++++ Material provided ++++

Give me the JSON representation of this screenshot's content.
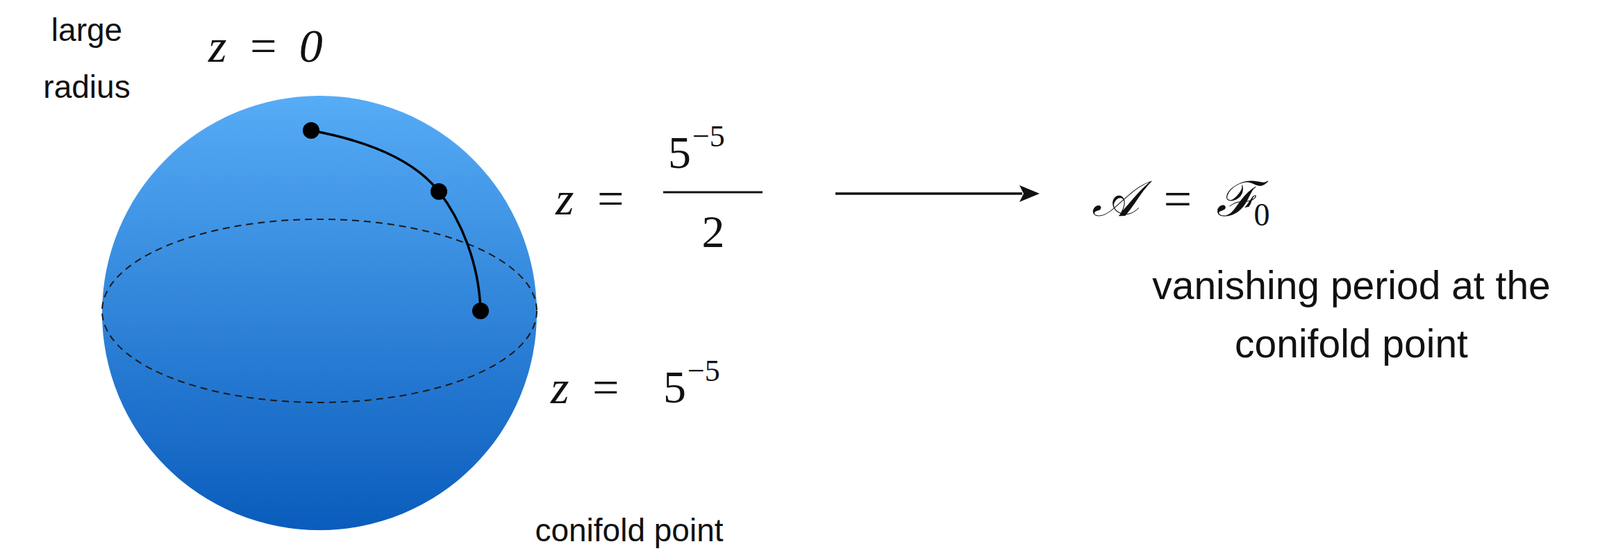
{
  "diagram": {
    "labels": [
      "large radius",
      "z = 0",
      "z =",
      "5",
      "−5",
      "2",
      "𝒜 = ℱ",
      "0",
      "vanishing period at the conifold point",
      "z =",
      "5",
      "−5",
      "conifold point"
    ]
  }
}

++++

Reproduce the records verbatim, omitting all images they contain.

▸ Solved problem:
Give me the JSON representation of this screenshot's content.
{
  "diagram": {
    "labels": [
      "large radius",
      "z = 0",
      "z =",
      "5",
      "−5",
      "2",
      "𝒜 = ℱ",
      "0",
      "vanishing period at the conifold point",
      "z =",
      "5",
      "−5",
      "conifold point"
    ]
  }
}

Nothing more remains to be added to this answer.